**STATED TASK**:
Transcribe the records verbatim from the line containing "text-line: control. The" up to and including the line containing "text-line: them up", and nothing else.

- - -

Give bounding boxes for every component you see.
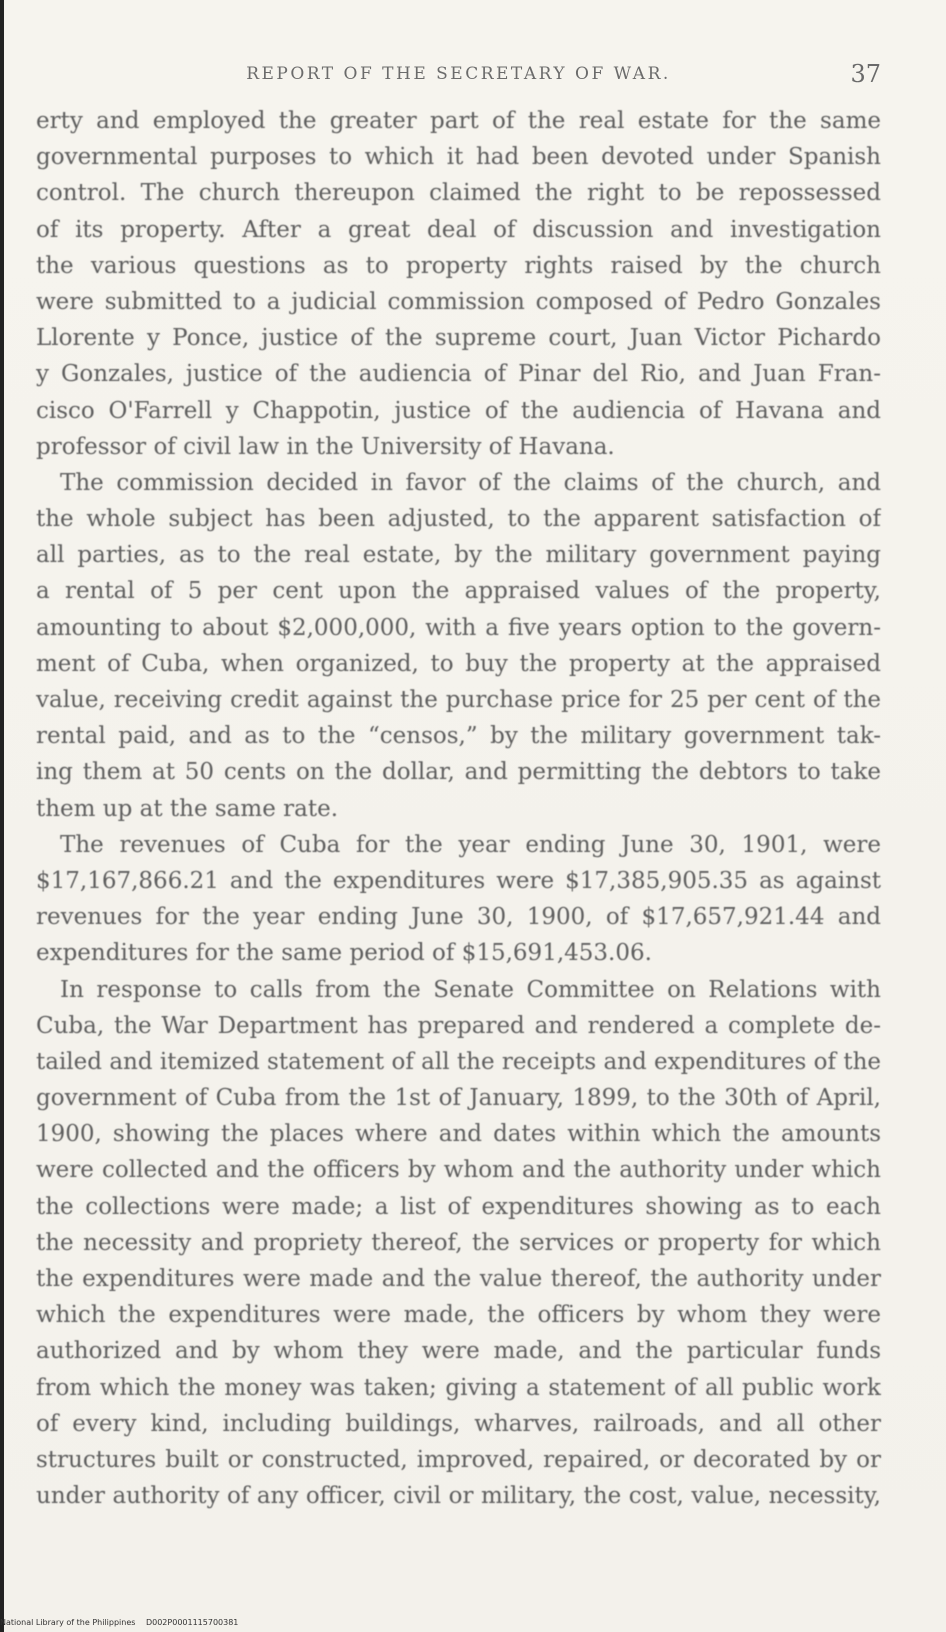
text-line: control. The church thereupon claimed the right to be repossessed [36,180,881,207]
text-line: 1900, showing the places where and dates within which the amounts [36,1121,881,1148]
text-line: the whole subject has been adjusted, to the apparent satisfaction of [36,506,881,533]
text-line: them up at the same rate. [36,795,338,822]
text-line: ment of Cuba, when organized, to buy the property at the appraised [36,650,881,677]
text-line: amounting to about $2,000,000, with a five years option to the govern- [36,614,881,641]
text-line: the collections were made; a list of expenditures showing as to each [36,1193,881,1220]
text-line: governmental purposes to which it had been devoted under Spanish [36,144,881,171]
page-number: 37 [850,60,881,88]
text-line: revenues for the year ending June 30, 1900, of $17,657,921.44 and [36,904,881,931]
text-line: Cuba, the War Department has prepared and rendered a complete de- [36,1012,881,1039]
scan-identifier: D002P0001115700381 [145,1618,239,1627]
body-text [36,103,881,1514]
text-line: The revenues of Cuba for the year ending June 30, 1901, were [60,831,881,858]
page-header [36,60,881,90]
text-line: y Gonzales, justice of the audiencia of Pinar del Rio, and Juan Fran- [36,361,881,388]
text-line: were submitted to a judicial commission composed of Pedro Gonzales [36,288,881,315]
text-line: all parties, as to the real estate, by the military government paying [36,542,881,569]
text-line: erty and employed the greater part of the real estate for the same [36,108,881,134]
text-line: structures built or constructed, improved, repaired, or decorated by or [36,1446,881,1473]
text-line: tailed and itemized statement of all the receipts and expenditures of the [36,1048,881,1075]
running-head: REPORT OF THE SECRETARY OF WAR. [246,64,671,84]
text-line: $17,167,866.21 and the expenditures were $17,385,905.35 as against [36,867,881,894]
text-line: Llorente y Ponce, justice of the supreme court, Juan Victor Pichardo [36,325,881,352]
text-line: value, receiving credit against the purchase price for 25 per cent of the [36,687,881,713]
text-line: In response to calls from the Senate Committee on Relations with [60,976,881,1003]
text-line: from which the money was taken; giving a statement of all public work [36,1374,881,1401]
text-line: rental paid, and as to the “censos,” by the military government tak- [36,723,881,750]
text-line: which the expenditures were made, the officers by whom they were [36,1302,881,1329]
text-line: expenditures for the same period of $15,691,453.06. [36,940,652,967]
text-line: of its property. After a great deal of discussion and investigation [36,216,881,243]
text-line: the expenditures were made and the value thereof, the authority under [36,1266,881,1292]
text-line: of every kind, including buildings, wharves, railroads, and all other [36,1410,881,1437]
page-edge-shadow [0,0,4,1632]
scan-footer [0,1618,246,1627]
text-line: government of Cuba from the 1st of January, 1899, to the 30th of April, [36,1085,881,1112]
library-credit: National Library of the Philippines [0,1618,136,1627]
text-line: the various questions as to property rights raised by the church [36,252,881,279]
text-line: ing them at 50 cents on the dollar, and permitting the debtors to take [36,759,881,786]
text-line: cisco O'Farrell y Chappotin, justice of the audiencia of Havana and [36,397,881,424]
text-line: the necessity and propriety thereof, the services or property for which [36,1229,881,1256]
text-line: were collected and the officers by whom and the authority under which [36,1157,881,1184]
text-line: authorized and by whom they were made, and the particular funds [36,1338,881,1365]
text-line: a rental of 5 per cent upon the appraised values of the property, [36,578,881,605]
text-line: under authority of any officer, civil or military, the cost, value, necessity, [36,1483,881,1510]
text-line: professor of civil law in the University of Havana. [36,433,615,460]
text-line: The commission decided in favor of the claims of the church, and [60,469,881,496]
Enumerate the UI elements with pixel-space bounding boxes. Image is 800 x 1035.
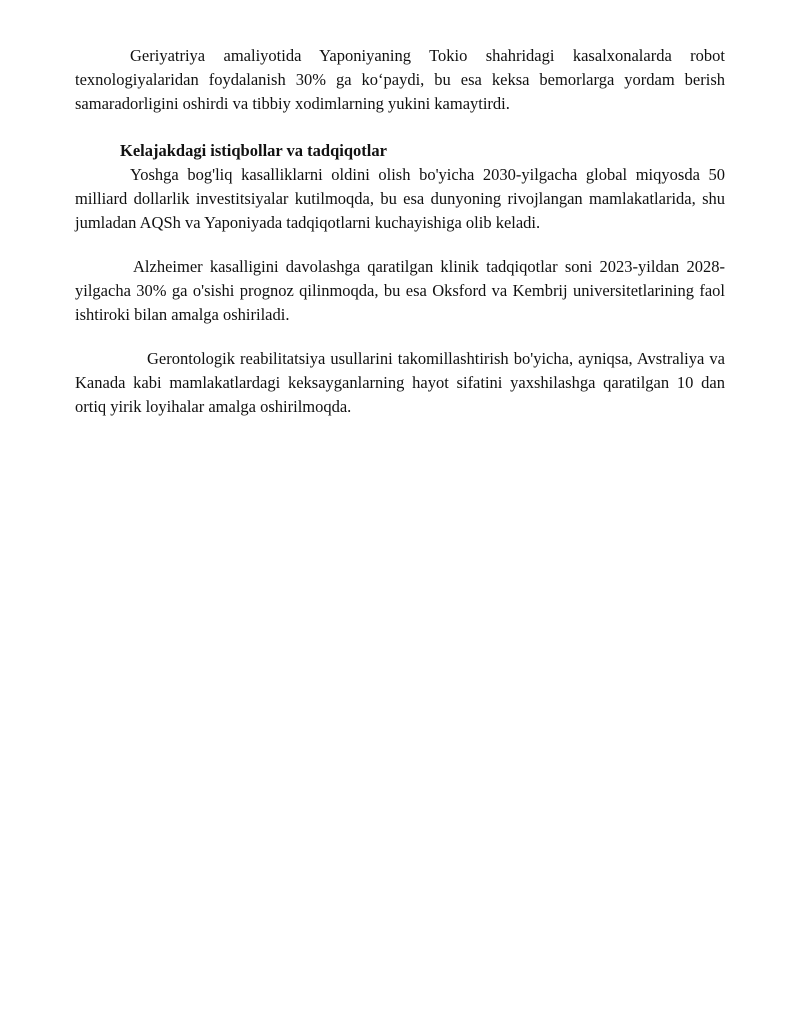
paragraph-rehabilitation: Gerontologik reabilitatsiya usullarini takomillashtirish bo'yicha, ayniqsa, Avstraliya va Kanada kabi mamlakatlardagi keksayganlarning hayot sifatini yaxshilashga qaratilgan 10 dan ortiq yirik loyihalar amalga oshirilmoqda. <box>75 349 725 416</box>
paragraph-alzheimer-research: Alzheimer kasalligini davolashga qaratilgan klinik tadqiqotlar soni 2023-yildan 2028-yilgacha 30% ga o'sishi prognoz qilinmoqda, bu esa Oksford va Kembrij universitetlarining faol ishtiroki bilan amalga oshiriladi. <box>75 257 725 324</box>
paragraph-investments: Yoshga bog'liq kasalliklarni oldini olish bo'yicha 2030-yilgacha global miqyosda 50 milliard dollarlik investitsiyalar kutilmoqda, bu esa dunyoning rivojlangan mamlakatlarida, shu jumladan AQSh va Yaponiyada tadqiqotlarni kuchayishiga olib keladi. <box>75 165 725 232</box>
document-body <box>75 44 725 419</box>
section-heading: Kelajakdagi istiqbollar va tadqiqotlar <box>120 141 387 160</box>
paragraph-robot-technology: Geriyatriya amaliyotida Yaponiyaning Tokio shahridagi kasalxonalarda robot texnologiyalaridan foydalanish 30% ga ko‘paydi, bu esa keksa bemorlarga yordam berish samaradorligini oshirdi va tibbiy xodimlarning yukini kamaytirdi. <box>75 46 725 113</box>
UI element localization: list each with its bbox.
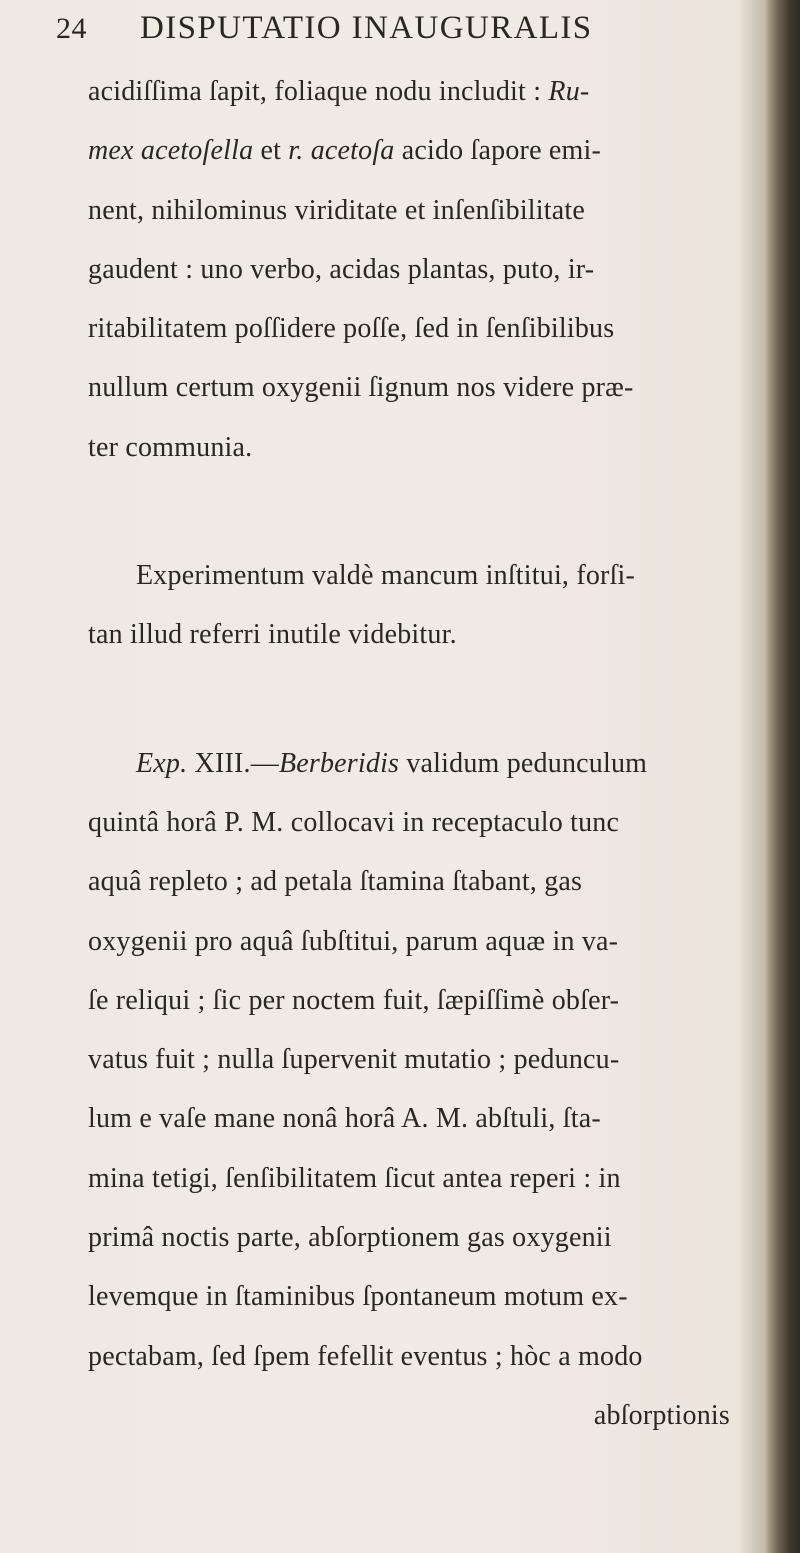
experiment-label: Exp.	[136, 747, 188, 779]
text-line: quintâ horâ P. M. collocavi in receptaculo tunc	[88, 806, 620, 838]
text-line: aquâ repleto ; ad petala ſtamina ſtabant, gas	[88, 866, 583, 898]
text-line: oxygenii pro aquâ ſubſtitui, parum aquæ in va-	[88, 925, 619, 957]
text-line: primâ noctis parte, abſorptionem gas oxygenii	[88, 1222, 612, 1254]
text-line: pectabam, ſed ſpem fefellit eventus ; hòc a modo	[88, 1340, 643, 1372]
text-line: tan illud referri inutile videbitur.	[88, 619, 457, 651]
text-line: nent, nihilominus viriditate et inſenſibilitate	[88, 194, 585, 226]
page-edge	[766, 0, 800, 1553]
text-line: acidiſſima ſapit, foliaque nodu includit : Ru-	[88, 76, 590, 107]
text-block	[88, 62, 748, 1445]
paragraph-gap	[88, 665, 748, 734]
paragraph-3	[88, 734, 748, 1386]
plant-name: Berberidis	[278, 747, 400, 779]
catchword: abſorptionis	[593, 1399, 730, 1431]
text-line: nullum certum oxygenii ſignum nos videre præ-	[88, 372, 634, 404]
paragraph-gap	[88, 477, 748, 546]
text-line: mina tetigi, ſenſibilitatem ſicut antea reperi : in	[88, 1162, 621, 1194]
running-head: DISPUTATIO INAUGURALIS	[140, 10, 593, 46]
text-line: gaudent : uno verbo, acidas plantas, puto, ir-	[88, 253, 595, 285]
text-line: mex acetoſella et r. acetoſa acido ſapore emi-	[88, 135, 602, 167]
text-line: ritabilitatem poſſidere poſſe, ſed in ſenſibilibus	[88, 313, 615, 345]
page-header	[56, 6, 736, 52]
text-line: Exp. XIII.—Berberidis validum pedunculum	[136, 747, 648, 779]
text-line: ſe reliqui ; ſic per noctem fuit, ſæpiſſimè obſer-	[88, 984, 620, 1016]
text-line: ter communia.	[88, 431, 253, 463]
paragraph-1	[88, 62, 748, 477]
text-line: levemque in ſtaminibus ſpontaneum motum ex-	[88, 1281, 628, 1313]
page-number: 24	[56, 12, 87, 45]
text-line: lum e vaſe mane nonâ horâ A. M. abſtuli, ſta-	[88, 1103, 601, 1135]
text-line: vatus fuit ; nulla ſupervenit mutatio ; peduncu-	[88, 1044, 620, 1076]
text-line: Experimentum valdè mancum inſtitui, forſi-	[136, 560, 636, 592]
paragraph-2	[88, 546, 748, 665]
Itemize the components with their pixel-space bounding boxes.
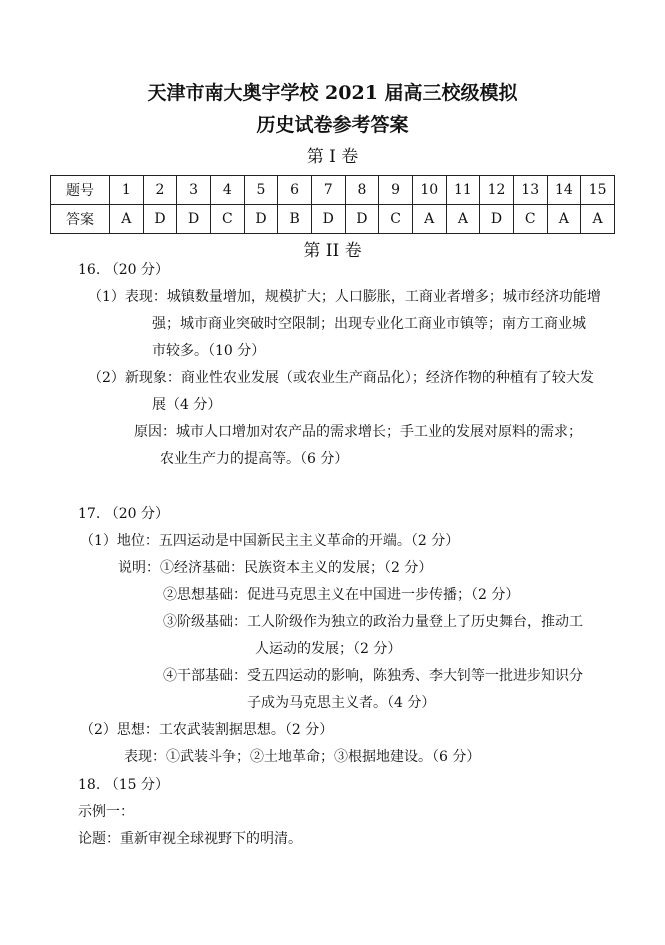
volume-2-heading: 第 II 卷 xyxy=(303,241,362,261)
q17-answer-line: 人运动的发展；（2 分） xyxy=(255,641,402,657)
row-label-answer: 答案 xyxy=(51,205,110,234)
exam-title: 天津市南大奥宇学校 2021 届高三校级模拟 xyxy=(147,82,518,104)
answer-cell: D xyxy=(345,205,379,234)
answer-row xyxy=(51,205,615,234)
q17-heading: 17. （20 分） xyxy=(78,506,169,522)
q16-answer-line: （1）表现：城镇数量增加，规模扩大；人口膨胀，工商业者增多；城市经济功能增 xyxy=(88,289,601,305)
question-number: 6 xyxy=(278,176,312,205)
volume-1-heading: 第 I 卷 xyxy=(306,147,359,167)
question-number: 11 xyxy=(446,176,480,205)
question-number: 5 xyxy=(244,176,278,205)
question-number: 8 xyxy=(345,176,379,205)
answer-cell: B xyxy=(278,205,312,234)
question-number: 7 xyxy=(311,176,345,205)
q17-answer-line: ②思想基础：促进马克思主义在中国进一步传播；（2 分） xyxy=(163,587,520,603)
q16-heading: 16. （20 分） xyxy=(78,262,169,278)
answer-cell: C xyxy=(513,205,547,234)
q18-heading: 18. （15 分） xyxy=(78,777,169,793)
q18-example-label: 示例一： xyxy=(78,804,134,820)
question-number: 9 xyxy=(379,176,413,205)
answer-cell: A xyxy=(446,205,480,234)
q16-answer-line: （2）新现象：商业性农业发展（或农业生产商品化）；经济作物的种植有了较大发 xyxy=(88,370,594,386)
question-number: 15 xyxy=(581,176,615,205)
answer-cell: D xyxy=(244,205,278,234)
question-number: 4 xyxy=(210,176,244,205)
q17-answer-line: 说明：①经济基础：民族资本主义的发展；（2 分） xyxy=(118,560,433,576)
answer-cell: A xyxy=(110,205,144,234)
question-number: 1 xyxy=(110,176,144,205)
answer-cell: A xyxy=(581,205,615,234)
question-number: 10 xyxy=(412,176,446,205)
q17-answer-line: 表现：①武装斗争；②土地革命；③根据地建设。（6 分） xyxy=(124,749,481,765)
question-number: 14 xyxy=(547,176,581,205)
question-number: 13 xyxy=(513,176,547,205)
answer-cell: D xyxy=(143,205,177,234)
q16-answer-line: 市较多。（10 分） xyxy=(152,343,266,359)
q16-answer-line: 农业生产力的提高等。（6 分） xyxy=(160,451,349,467)
q16-answer-line: 原因：城市人口增加对农产品的需求增长；手工业的发展对原料的需求； xyxy=(134,424,582,440)
answer-cell: D xyxy=(177,205,211,234)
answer-cell: C xyxy=(379,205,413,234)
exam-subtitle: 历史试卷参考答案 xyxy=(256,114,409,136)
answer-cell: D xyxy=(311,205,345,234)
answer-cell: D xyxy=(480,205,514,234)
q17-answer-line: （1）地位：五四运动是中国新民主主义革命的开端。（2 分） xyxy=(80,533,460,549)
row-label-number: 题号 xyxy=(51,176,110,205)
answer-cell: A xyxy=(412,205,446,234)
q17-answer-line: （2）思想：工农武装割据思想。（2 分） xyxy=(80,722,334,738)
question-number: 2 xyxy=(143,176,177,205)
question-number: 12 xyxy=(480,176,514,205)
q18-thesis: 论题：重新审视全球视野下的明清。 xyxy=(78,831,302,847)
answer-cell: C xyxy=(210,205,244,234)
question-number-row xyxy=(51,176,615,205)
answer-table xyxy=(50,175,615,234)
q17-answer-line: ③阶级基础：工人阶级作为独立的政治力量登上了历史舞台，推动工 xyxy=(163,614,583,630)
q17-answer-line: 子成为马克思主义者。（4 分） xyxy=(247,695,436,711)
question-number: 3 xyxy=(177,176,211,205)
q17-answer-line: ④干部基础：受五四运动的影响，陈独秀、李大钊等一批进步知识分 xyxy=(163,668,583,684)
answer-cell: A xyxy=(547,205,581,234)
q16-answer-line: 强；城市商业突破时空限制；出现专业化工商业市镇等；南方工商业城 xyxy=(152,316,586,332)
q16-answer-line: 展（4 分） xyxy=(152,397,222,413)
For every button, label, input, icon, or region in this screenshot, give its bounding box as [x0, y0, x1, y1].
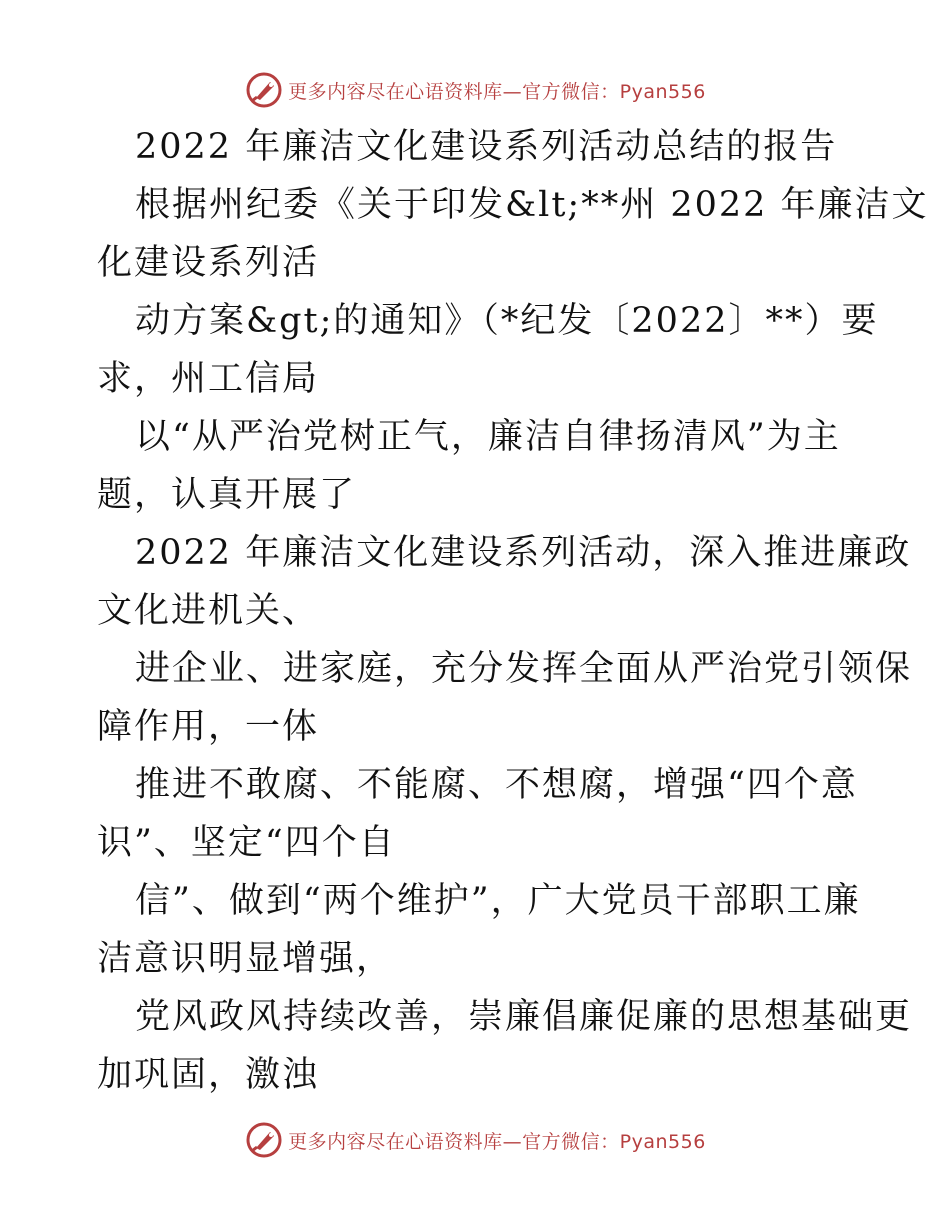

- - -

**EXPECTED ANSWER**:
text-line: control. The church thereupon claimed the right to be repossessed [36,180,881,207]
text-line: 1900, showing the places where and dates within which the amounts [36,1121,881,1148]
text-line: the whole subject has been adjusted, to the apparent satisfaction of [36,506,881,533]
text-line: them up at the same rate. [36,795,338,822]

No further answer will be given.